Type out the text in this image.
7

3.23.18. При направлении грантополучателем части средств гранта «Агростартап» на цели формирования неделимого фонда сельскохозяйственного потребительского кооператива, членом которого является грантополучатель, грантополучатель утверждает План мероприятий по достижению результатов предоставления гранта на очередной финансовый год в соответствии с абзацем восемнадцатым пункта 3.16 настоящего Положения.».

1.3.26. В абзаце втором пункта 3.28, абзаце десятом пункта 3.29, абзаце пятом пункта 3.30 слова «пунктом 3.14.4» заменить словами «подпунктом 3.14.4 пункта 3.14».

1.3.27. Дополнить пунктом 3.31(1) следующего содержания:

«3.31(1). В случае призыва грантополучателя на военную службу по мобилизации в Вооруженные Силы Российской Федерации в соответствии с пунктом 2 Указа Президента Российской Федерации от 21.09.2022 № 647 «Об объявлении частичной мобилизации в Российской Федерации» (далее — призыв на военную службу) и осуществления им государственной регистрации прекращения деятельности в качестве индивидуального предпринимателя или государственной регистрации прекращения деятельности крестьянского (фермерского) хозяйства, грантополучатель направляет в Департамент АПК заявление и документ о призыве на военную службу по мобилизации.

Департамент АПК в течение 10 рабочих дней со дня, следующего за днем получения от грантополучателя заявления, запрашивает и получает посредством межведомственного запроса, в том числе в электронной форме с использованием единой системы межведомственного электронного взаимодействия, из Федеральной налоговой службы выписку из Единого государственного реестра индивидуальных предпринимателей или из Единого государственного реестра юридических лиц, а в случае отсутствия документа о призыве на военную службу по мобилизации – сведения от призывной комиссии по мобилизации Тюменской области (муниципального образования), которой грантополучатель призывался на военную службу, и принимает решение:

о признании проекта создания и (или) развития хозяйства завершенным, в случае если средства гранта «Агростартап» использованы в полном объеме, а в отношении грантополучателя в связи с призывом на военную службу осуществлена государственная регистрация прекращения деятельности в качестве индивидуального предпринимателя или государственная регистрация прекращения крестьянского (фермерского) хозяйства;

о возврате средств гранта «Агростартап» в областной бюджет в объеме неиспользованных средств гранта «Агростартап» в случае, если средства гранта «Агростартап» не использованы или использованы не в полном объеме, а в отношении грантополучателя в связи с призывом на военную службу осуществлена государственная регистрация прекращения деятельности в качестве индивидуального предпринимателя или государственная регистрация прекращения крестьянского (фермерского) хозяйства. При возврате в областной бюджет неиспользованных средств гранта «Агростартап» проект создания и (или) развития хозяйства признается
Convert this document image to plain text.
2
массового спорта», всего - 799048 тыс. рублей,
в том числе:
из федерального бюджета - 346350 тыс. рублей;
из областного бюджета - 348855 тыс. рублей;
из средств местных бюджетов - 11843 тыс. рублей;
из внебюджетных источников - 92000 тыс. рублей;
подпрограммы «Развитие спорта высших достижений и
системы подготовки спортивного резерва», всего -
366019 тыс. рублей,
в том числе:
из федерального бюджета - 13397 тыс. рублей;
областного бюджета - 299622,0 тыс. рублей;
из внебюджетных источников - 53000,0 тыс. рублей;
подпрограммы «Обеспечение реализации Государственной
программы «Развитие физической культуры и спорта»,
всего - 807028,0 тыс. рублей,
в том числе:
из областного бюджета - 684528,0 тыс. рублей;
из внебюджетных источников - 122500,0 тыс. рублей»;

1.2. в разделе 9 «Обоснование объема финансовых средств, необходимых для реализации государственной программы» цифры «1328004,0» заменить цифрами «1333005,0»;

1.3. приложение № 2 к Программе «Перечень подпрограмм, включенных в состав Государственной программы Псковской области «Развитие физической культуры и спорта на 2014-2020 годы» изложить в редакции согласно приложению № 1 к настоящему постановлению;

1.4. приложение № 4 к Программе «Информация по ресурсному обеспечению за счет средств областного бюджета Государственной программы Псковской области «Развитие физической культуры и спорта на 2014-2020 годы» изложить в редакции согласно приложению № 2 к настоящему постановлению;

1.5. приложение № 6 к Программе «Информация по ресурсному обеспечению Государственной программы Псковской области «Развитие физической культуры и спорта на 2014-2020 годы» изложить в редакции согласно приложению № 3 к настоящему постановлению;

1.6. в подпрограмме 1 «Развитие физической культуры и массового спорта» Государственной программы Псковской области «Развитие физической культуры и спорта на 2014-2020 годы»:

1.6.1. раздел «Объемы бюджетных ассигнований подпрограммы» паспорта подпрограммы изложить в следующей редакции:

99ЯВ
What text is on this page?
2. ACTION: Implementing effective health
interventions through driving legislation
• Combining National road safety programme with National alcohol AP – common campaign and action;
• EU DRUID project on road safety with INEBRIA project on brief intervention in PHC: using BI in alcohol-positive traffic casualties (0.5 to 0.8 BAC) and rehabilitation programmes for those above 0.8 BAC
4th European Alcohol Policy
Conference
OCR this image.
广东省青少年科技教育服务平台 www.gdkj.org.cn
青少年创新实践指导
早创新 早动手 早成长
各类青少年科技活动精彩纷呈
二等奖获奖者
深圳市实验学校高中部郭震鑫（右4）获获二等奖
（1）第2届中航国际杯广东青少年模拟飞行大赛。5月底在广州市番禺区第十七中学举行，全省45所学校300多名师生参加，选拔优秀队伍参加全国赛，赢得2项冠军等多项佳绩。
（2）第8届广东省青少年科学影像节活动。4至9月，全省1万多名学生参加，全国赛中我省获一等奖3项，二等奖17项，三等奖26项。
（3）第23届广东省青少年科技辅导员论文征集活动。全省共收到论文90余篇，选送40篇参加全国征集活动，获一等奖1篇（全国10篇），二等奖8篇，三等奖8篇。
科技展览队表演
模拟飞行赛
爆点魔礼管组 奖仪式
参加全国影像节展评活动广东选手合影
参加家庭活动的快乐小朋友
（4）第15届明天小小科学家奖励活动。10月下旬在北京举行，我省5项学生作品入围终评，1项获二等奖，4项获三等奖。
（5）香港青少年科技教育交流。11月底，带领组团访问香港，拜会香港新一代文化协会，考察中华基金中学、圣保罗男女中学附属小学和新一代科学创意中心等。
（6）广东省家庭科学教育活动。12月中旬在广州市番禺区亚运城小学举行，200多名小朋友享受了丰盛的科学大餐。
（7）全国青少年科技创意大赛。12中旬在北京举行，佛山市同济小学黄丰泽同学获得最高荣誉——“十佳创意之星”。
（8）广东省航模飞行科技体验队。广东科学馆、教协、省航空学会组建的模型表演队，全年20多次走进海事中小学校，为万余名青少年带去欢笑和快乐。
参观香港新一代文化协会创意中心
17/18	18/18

WRITTEN INSTRUCTION: Repeat the records above exactly, leaving none out.

OUTPUT FOR THIS TASK:
Type out the text in this image.
7

3.23.18. При направлении грантополучателем части средств гранта «Агростартап» на цели формирования неделимого фонда сельскохозяйственного потребительского кооператива, членом которого является грантополучатель, грантополучатель утверждает План мероприятий по достижению результатов предоставления гранта на очередной финансовый год в соответствии с абзацем восемнадцатым пункта 3.16 настоящего Положения.».

1.3.26. В абзаце втором пункта 3.28, абзаце десятом пункта 3.29, абзаце пятом пункта 3.30 слова «пунктом 3.14.4» заменить словами «подпунктом 3.14.4 пункта 3.14».

1.3.27. Дополнить пунктом 3.31(1) следующего содержания:

«3.31(1). В случае призыва грантополучателя на военную службу по мобилизации в Вооруженные Силы Российской Федерации в соответствии с пунктом 2 Указа Президента Российской Федерации от 21.09.2022 № 647 «Об объявлении частичной мобилизации в Российской Федерации» (далее — призыв на военную службу) и осуществления им государственной регистрации прекращения деятельности в качестве индивидуального предпринимателя или государственной регистрации прекращения деятельности крестьянского (фермерского) хозяйства, грантополучатель направляет в Департамент АПК заявление и документ о призыве на военную службу по мобилизации.

Департамент АПК в течение 10 рабочих дней со дня, следующего за днем получения от грантополучателя заявления, запрашивает и получает посредством межведомственного запроса, в том числе в электронной форме с использованием единой системы межведомственного электронного взаимодействия, из Федеральной налоговой службы выписку из Единого государственного реестра индивидуальных предпринимателей или из Единого государственного реестра юридических лиц, а в случае отсутствия документа о призыве на военную службу по мобилизации – сведения от призывной комиссии по мобилизации Тюменской области (муниципального образования), которой грантополучатель призывался на военную службу, и принимает решение:

о признании проекта создания и (или) развития хозяйства завершенным, в случае если средства гранта «Агростартап» использованы в полном объеме, а в отношении грантополучателя в связи с призывом на военную службу осуществлена государственная регистрация прекращения деятельности в качестве индивидуального предпринимателя или государственная регистрация прекращения крестьянского (фермерского) хозяйства;

о возврате средств гранта «Агростартап» в областной бюджет в объеме неиспользованных средств гранта «Агростартап» в случае, если средства гранта «Агростартап» не использованы или использованы не в полном объеме, а в отношении грантополучателя в связи с призывом на военную службу осуществлена государственная регистрация прекращения деятельности в качестве индивидуального предпринимателя или государственная регистрация прекращения крестьянского (фермерского) хозяйства. При возврате в областной бюджет неиспользованных средств гранта «Агростартап» проект создания и (или) развития хозяйства признается
Convert this document image to plain text.
2
массового спорта», всего - 799048 тыс. рублей,
в том числе:
из федерального бюджета - 346350 тыс. рублей;
из областного бюджета - 348855 тыс. рублей;
из средств местных бюджетов - 11843 тыс. рублей;
из внебюджетных источников - 92000 тыс. рублей;
подпрограммы «Развитие спорта высших достижений и
системы подготовки спортивного резерва», всего -
366019 тыс. рублей,
в том числе:
из федерального бюджета - 13397 тыс. рублей;
областного бюджета - 299622,0 тыс. рублей;
из внебюджетных источников - 53000,0 тыс. рублей;
подпрограммы «Обеспечение реализации Государственной
программы «Развитие физической культуры и спорта»,
всего - 807028,0 тыс. рублей,
в том числе:
из областного бюджета - 684528,0 тыс. рублей;
из внебюджетных источников - 122500,0 тыс. рублей»;

1.2. в разделе 9 «Обоснование объема финансовых средств, необходимых для реализации государственной программы» цифры «1328004,0» заменить цифрами «1333005,0»;

1.3. приложение № 2 к Программе «Перечень подпрограмм, включенных в состав Государственной программы Псковской области «Развитие физической культуры и спорта на 2014-2020 годы» изложить в редакции согласно приложению № 1 к настоящему постановлению;

1.4. приложение № 4 к Программе «Информация по ресурсному обеспечению за счет средств областного бюджета Государственной программы Псковской области «Развитие физической культуры и спорта на 2014-2020 годы» изложить в редакции согласно приложению № 2 к настоящему постановлению;

1.5. приложение № 6 к Программе «Информация по ресурсному обеспечению Государственной программы Псковской области «Развитие физической культуры и спорта на 2014-2020 годы» изложить в редакции согласно приложению № 3 к настоящему постановлению;

1.6. в подпрограмме 1 «Развитие физической культуры и массового спорта» Государственной программы Псковской области «Развитие физической культуры и спорта на 2014-2020 годы»:

1.6.1. раздел «Объемы бюджетных ассигнований подпрограммы» паспорта подпрограммы изложить в следующей редакции:

99ЯВ
What text is on this page?
2. ACTION: Implementing effective health
interventions through driving legislation
• Combining National road safety programme with National alcohol AP – common campaign and action;
• EU DRUID project on road safety with INEBRIA project on brief intervention in PHC: using BI in alcohol-positive traffic casualties (0.5 to 0.8 BAC) and rehabilitation programmes for those above 0.8 BAC
4th European Alcohol Policy
Conference
OCR this image.
广东省青少年科技教育服务平台 www.gdkj.org.cn
青少年创新实践指导
早创新 早动手 早成长
各类青少年科技活动精彩纷呈
二等奖获奖者
深圳市实验学校高中部郭震鑫（右4）获获二等奖
（1）第2届中航国际杯广东青少年模拟飞行大赛。5月底在广州市番禺区第十七中学举行，全省45所学校300多名师生参加，选拔优秀队伍参加全国赛，赢得2项冠军等多项佳绩。
（2）第8届广东省青少年科学影像节活动。4至9月，全省1万多名学生参加，全国赛中我省获一等奖3项，二等奖17项，三等奖26项。
（3）第23届广东省青少年科技辅导员论文征集活动。全省共收到论文90余篇，选送40篇参加全国征集活动，获一等奖1篇（全国10篇），二等奖8篇，三等奖8篇。
科技展览队表演
模拟飞行赛
爆点魔礼管组 奖仪式
参加全国影像节展评活动广东选手合影
参加家庭活动的快乐小朋友
（4）第15届明天小小科学家奖励活动。10月下旬在北京举行，我省5项学生作品入围终评，1项获二等奖，4项获三等奖。
（5）香港青少年科技教育交流。11月底，带领组团访问香港，拜会香港新一代文化协会，考察中华基金中学、圣保罗男女中学附属小学和新一代科学创意中心等。
（6）广东省家庭科学教育活动。12月中旬在广州市番禺区亚运城小学举行，200多名小朋友享受了丰盛的科学大餐。
（7）全国青少年科技创意大赛。12中旬在北京举行，佛山市同济小学黄丰泽同学获得最高荣誉——“十佳创意之星”。
（8）广东省航模飞行科技体验队。广东科学馆、教协、省航空学会组建的模型表演队，全年20多次走进海事中小学校，为万余名青少年带去欢笑和快乐。
参观香港新一代文化协会创意中心
17/18	18/18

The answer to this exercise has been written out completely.